Collect all lines below with the string "experiments".

++++++++++++++++++++

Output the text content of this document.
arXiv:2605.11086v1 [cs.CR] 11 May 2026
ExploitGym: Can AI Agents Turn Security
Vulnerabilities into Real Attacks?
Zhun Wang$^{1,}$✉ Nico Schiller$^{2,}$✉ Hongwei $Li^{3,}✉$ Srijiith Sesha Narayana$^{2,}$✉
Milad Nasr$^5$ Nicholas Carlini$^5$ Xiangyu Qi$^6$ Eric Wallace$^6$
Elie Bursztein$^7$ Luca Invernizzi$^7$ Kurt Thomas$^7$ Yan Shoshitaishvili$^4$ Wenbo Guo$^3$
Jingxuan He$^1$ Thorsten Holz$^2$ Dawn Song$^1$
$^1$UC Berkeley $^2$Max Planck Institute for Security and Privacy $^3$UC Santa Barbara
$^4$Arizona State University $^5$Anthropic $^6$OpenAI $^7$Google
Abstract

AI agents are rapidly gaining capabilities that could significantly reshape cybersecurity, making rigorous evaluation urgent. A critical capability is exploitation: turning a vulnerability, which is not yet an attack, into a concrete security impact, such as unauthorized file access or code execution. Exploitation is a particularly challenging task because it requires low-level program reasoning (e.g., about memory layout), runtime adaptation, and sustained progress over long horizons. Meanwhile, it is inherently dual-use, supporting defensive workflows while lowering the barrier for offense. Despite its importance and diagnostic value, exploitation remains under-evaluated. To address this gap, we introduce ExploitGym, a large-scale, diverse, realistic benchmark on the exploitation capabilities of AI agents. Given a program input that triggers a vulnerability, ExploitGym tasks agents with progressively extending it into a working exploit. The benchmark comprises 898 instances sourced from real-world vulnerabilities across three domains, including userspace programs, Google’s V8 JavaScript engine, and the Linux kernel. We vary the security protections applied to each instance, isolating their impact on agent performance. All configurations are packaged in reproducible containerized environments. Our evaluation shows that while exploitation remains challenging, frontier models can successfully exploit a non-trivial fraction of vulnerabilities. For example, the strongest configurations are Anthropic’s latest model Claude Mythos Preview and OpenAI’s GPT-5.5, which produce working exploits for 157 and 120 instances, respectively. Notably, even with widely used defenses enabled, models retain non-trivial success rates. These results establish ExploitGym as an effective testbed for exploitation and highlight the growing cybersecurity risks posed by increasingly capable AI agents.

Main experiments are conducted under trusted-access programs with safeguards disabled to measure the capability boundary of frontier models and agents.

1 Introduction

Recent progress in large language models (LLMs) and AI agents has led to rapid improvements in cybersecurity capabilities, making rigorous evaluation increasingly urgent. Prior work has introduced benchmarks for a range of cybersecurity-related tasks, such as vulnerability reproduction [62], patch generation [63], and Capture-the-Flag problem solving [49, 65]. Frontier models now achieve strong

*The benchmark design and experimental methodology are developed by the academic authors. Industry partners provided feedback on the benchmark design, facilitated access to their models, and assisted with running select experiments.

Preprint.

++++++++++++++++++++

ANSWER FOR THIS EXERCISE:
Main experiments are conducted under trusted-access programs with safeguards disabled to measure the capability boundary of frontier models and agents.
*The benchmark design and experimental methodology are developed by the academic authors. Industry partners provided feedback on the benchmark design, facilitated access to their models, and assisted with running select experiments.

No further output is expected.